(Exercise input)
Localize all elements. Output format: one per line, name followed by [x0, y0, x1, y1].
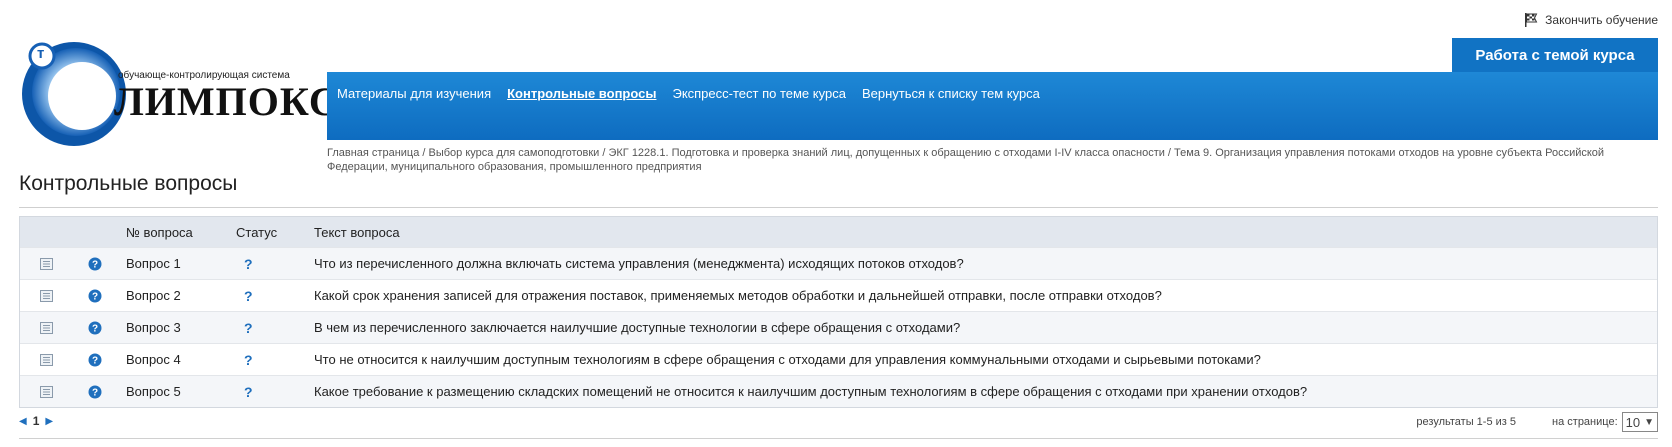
table-row[interactable]: ? Вопрос 4? Что не относится к наилучшим д… — [20, 343, 1657, 375]
help-circle-icon[interactable]: ? — [88, 353, 102, 367]
nav-materials[interactable]: Материалы для изучения — [337, 86, 491, 101]
per-page-label: на странице: — [1552, 416, 1618, 428]
checkered-flag-icon — [1525, 13, 1538, 27]
question-number[interactable]: Вопрос 1 — [118, 256, 236, 271]
status-icon: ? — [244, 319, 253, 336]
status-icon: ? — [244, 383, 253, 400]
logo-name: ЛИМПОКС — [114, 79, 339, 124]
per-page-control: на странице: 10 ▼ — [1552, 412, 1658, 432]
question-number[interactable]: Вопрос 4 — [118, 352, 236, 367]
next-page-icon[interactable]: ▶ — [45, 416, 53, 427]
title-divider — [19, 207, 1658, 208]
nav-control-questions[interactable]: Контрольные вопросы — [507, 86, 656, 101]
header-status: Статус — [236, 224, 278, 240]
page-title: Контрольные вопросы — [19, 172, 238, 195]
svg-text:?: ? — [92, 323, 98, 334]
list-details-icon[interactable] — [39, 289, 53, 302]
breadcrumb[interactable]: Главная страница / Выбор курса для самоп… — [327, 146, 1642, 174]
question-number[interactable]: Вопрос 2 — [118, 288, 236, 303]
svg-text:?: ? — [92, 355, 98, 366]
results-count: результаты 1-5 из 5 — [1416, 416, 1516, 428]
question-text[interactable]: Какое требование к размещению складских … — [314, 384, 1657, 399]
nav-back-to-topics[interactable]: Вернуться к списку тем курса — [862, 86, 1040, 101]
main-navbar: Материалы для изучения Контрольные вопро… — [327, 72, 1658, 140]
table-row[interactable]: ? Вопрос 5? Какое требование к размещению … — [20, 375, 1657, 407]
pagination: ◀ 1 ▶ результаты 1-5 из 5 на странице: 1… — [19, 408, 1658, 432]
questions-table: № вопроса Статус Текст вопроса ? Вопрос 1… — [19, 216, 1658, 408]
help-circle-icon[interactable]: ? — [88, 385, 102, 399]
nav-express-test[interactable]: Экспресс-тест по теме курса — [672, 86, 845, 101]
logo: т обучающе-контролирующая система ЛИМПОК… — [16, 38, 338, 148]
table-row[interactable]: ? Вопрос 1? Что из перечисленного должна в… — [20, 247, 1657, 279]
current-page[interactable]: 1 — [33, 414, 40, 428]
table-header: № вопроса Статус Текст вопроса — [20, 217, 1657, 247]
svg-text:?: ? — [92, 291, 98, 302]
status-icon: ? — [244, 287, 253, 304]
per-page-select[interactable]: 10 ▼ — [1621, 412, 1658, 432]
table-row[interactable]: ? Вопрос 3? В чем из перечисленного заключ… — [20, 311, 1657, 343]
table-row[interactable]: ? Вопрос 2? Какой срок хранения записей дл… — [20, 279, 1657, 311]
question-number[interactable]: Вопрос 5 — [118, 384, 236, 399]
help-circle-icon[interactable]: ? — [88, 321, 102, 335]
help-circle-icon[interactable]: ? — [88, 289, 102, 303]
question-text[interactable]: Что из перечисленного должна включать си… — [314, 256, 1657, 271]
question-text[interactable]: В чем из перечисленного заключается наил… — [314, 320, 1657, 335]
status-icon: ? — [244, 351, 253, 368]
course-work-tab[interactable]: Работа с темой курса — [1452, 38, 1658, 72]
prev-page-icon[interactable]: ◀ — [19, 416, 27, 427]
per-page-value: 10 — [1625, 414, 1641, 430]
list-details-icon[interactable] — [39, 353, 53, 366]
question-text[interactable]: Какой срок хранения записей для отражени… — [314, 288, 1657, 303]
chevron-down-icon: ▼ — [1644, 416, 1654, 428]
question-text[interactable]: Что не относится к наилучшим доступным т… — [314, 352, 1657, 367]
status-icon: ? — [244, 255, 253, 272]
help-circle-icon[interactable]: ? — [88, 257, 102, 271]
finish-training-link[interactable]: Закончить обучение — [1523, 12, 1658, 28]
list-details-icon[interactable] — [39, 321, 53, 334]
finish-training-label: Закончить обучение — [1545, 13, 1658, 27]
bottom-divider — [19, 438, 1658, 439]
svg-text:?: ? — [92, 259, 98, 270]
header-question-number: № вопроса — [126, 224, 193, 240]
list-details-icon[interactable] — [39, 257, 53, 270]
question-number[interactable]: Вопрос 3 — [118, 320, 236, 335]
svg-text:?: ? — [92, 387, 98, 398]
header-question-text: Текст вопроса — [314, 224, 400, 240]
list-details-icon[interactable] — [39, 385, 53, 398]
logo-badge-letter: т — [37, 45, 45, 62]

(Exercise details) Copy out every item above line for line without changing anything, and leave the pictures out.

(Right answer)
Localize all elements. Output format: one per line, name followed by [x0, y0, x1, y1].
table-row[interactable]: ? Вопрос 4? Что не относится к наилучшим д… — [20, 343, 1657, 375]
help-circle-icon[interactable]: ? — [88, 353, 102, 367]
nav-materials[interactable]: Материалы для изучения — [337, 86, 491, 101]
per-page-label: на странице: — [1552, 416, 1618, 428]
checkered-flag-icon — [1525, 13, 1538, 27]
question-number[interactable]: Вопрос 1 — [118, 256, 236, 271]
status-icon: ? — [244, 319, 253, 336]
status-icon: ? — [244, 383, 253, 400]
logo-name: ЛИМПОКС — [114, 79, 339, 124]
per-page-control: на странице: 10 ▼ — [1552, 412, 1658, 432]
question-number[interactable]: Вопрос 4 — [118, 352, 236, 367]
next-page-icon[interactable]: ▶ — [45, 416, 53, 427]
title-divider — [19, 207, 1658, 208]
nav-control-questions[interactable]: Контрольные вопросы — [507, 86, 656, 101]
header-status: Статус — [236, 224, 278, 240]
page-title: Контрольные вопросы — [19, 172, 238, 195]
svg-text:?: ? — [92, 323, 98, 334]
list-details-icon[interactable] — [39, 289, 53, 302]
breadcrumb[interactable]: Главная страница / Выбор курса для самоп… — [327, 146, 1642, 174]
question-number[interactable]: Вопрос 2 — [118, 288, 236, 303]
svg-text:?: ? — [92, 355, 98, 366]
results-count: результаты 1-5 из 5 — [1416, 416, 1516, 428]
question-text[interactable]: Какое требование к размещению складских … — [314, 384, 1657, 399]
nav-back-to-topics[interactable]: Вернуться к списку тем курса — [862, 86, 1040, 101]
main-navbar: Материалы для изучения Контрольные вопро… — [327, 72, 1658, 140]
table-row[interactable]: ? Вопрос 5? Какое требование к размещению … — [20, 375, 1657, 407]
pagination: ◀ 1 ▶ результаты 1-5 из 5 на странице: 1… — [19, 408, 1658, 432]
questions-table: № вопроса Статус Текст вопроса ? Вопрос 1… — [19, 216, 1658, 408]
help-circle-icon[interactable]: ? — [88, 385, 102, 399]
nav-express-test[interactable]: Экспресс-тест по теме курса — [672, 86, 845, 101]
logo: т обучающе-контролирующая система ЛИМПОК… — [16, 38, 338, 148]
table-row[interactable]: ? Вопрос 1? Что из перечисленного должна в… — [20, 247, 1657, 279]
current-page[interactable]: 1 — [33, 414, 40, 428]
table-header: № вопроса Статус Текст вопроса — [20, 217, 1657, 247]
svg-text:?: ? — [92, 291, 98, 302]
status-icon: ? — [244, 287, 253, 304]
per-page-select[interactable]: 10 ▼ — [1621, 412, 1658, 432]
table-row[interactable]: ? Вопрос 3? В чем из перечисленного заключ… — [20, 311, 1657, 343]
table-row[interactable]: ? Вопрос 2? Какой срок хранения записей дл… — [20, 279, 1657, 311]
question-number[interactable]: Вопрос 5 — [118, 384, 236, 399]
help-circle-icon[interactable]: ? — [88, 321, 102, 335]
help-circle-icon[interactable]: ? — [88, 289, 102, 303]
question-text[interactable]: Что из перечисленного должна включать си… — [314, 256, 1657, 271]
question-text[interactable]: В чем из перечисленного заключается наил… — [314, 320, 1657, 335]
status-icon: ? — [244, 351, 253, 368]
course-work-tab[interactable]: Работа с темой курса — [1452, 38, 1658, 72]
prev-page-icon[interactable]: ◀ — [19, 416, 27, 427]
per-page-value: 10 — [1625, 414, 1641, 430]
list-details-icon[interactable] — [39, 353, 53, 366]
question-text[interactable]: Какой срок хранения записей для отражени… — [314, 288, 1657, 303]
chevron-down-icon: ▼ — [1644, 416, 1654, 428]
question-text[interactable]: Что не относится к наилучшим доступным т… — [314, 352, 1657, 367]
status-icon: ? — [244, 255, 253, 272]
help-circle-icon[interactable]: ? — [88, 257, 102, 271]
finish-training-link[interactable]: Закончить обучение — [1523, 12, 1658, 28]
list-details-icon[interactable] — [39, 321, 53, 334]
finish-training-label: Закончить обучение — [1545, 13, 1658, 27]
bottom-divider — [19, 438, 1658, 439]
svg-text:?: ? — [92, 259, 98, 270]
header-question-number: № вопроса — [126, 224, 193, 240]
list-details-icon[interactable] — [39, 257, 53, 270]
question-number[interactable]: Вопрос 3 — [118, 320, 236, 335]
svg-text:?: ? — [92, 387, 98, 398]
header-question-text: Текст вопроса — [314, 224, 400, 240]
list-details-icon[interactable] — [39, 385, 53, 398]
logo-badge-letter: т — [37, 45, 45, 62]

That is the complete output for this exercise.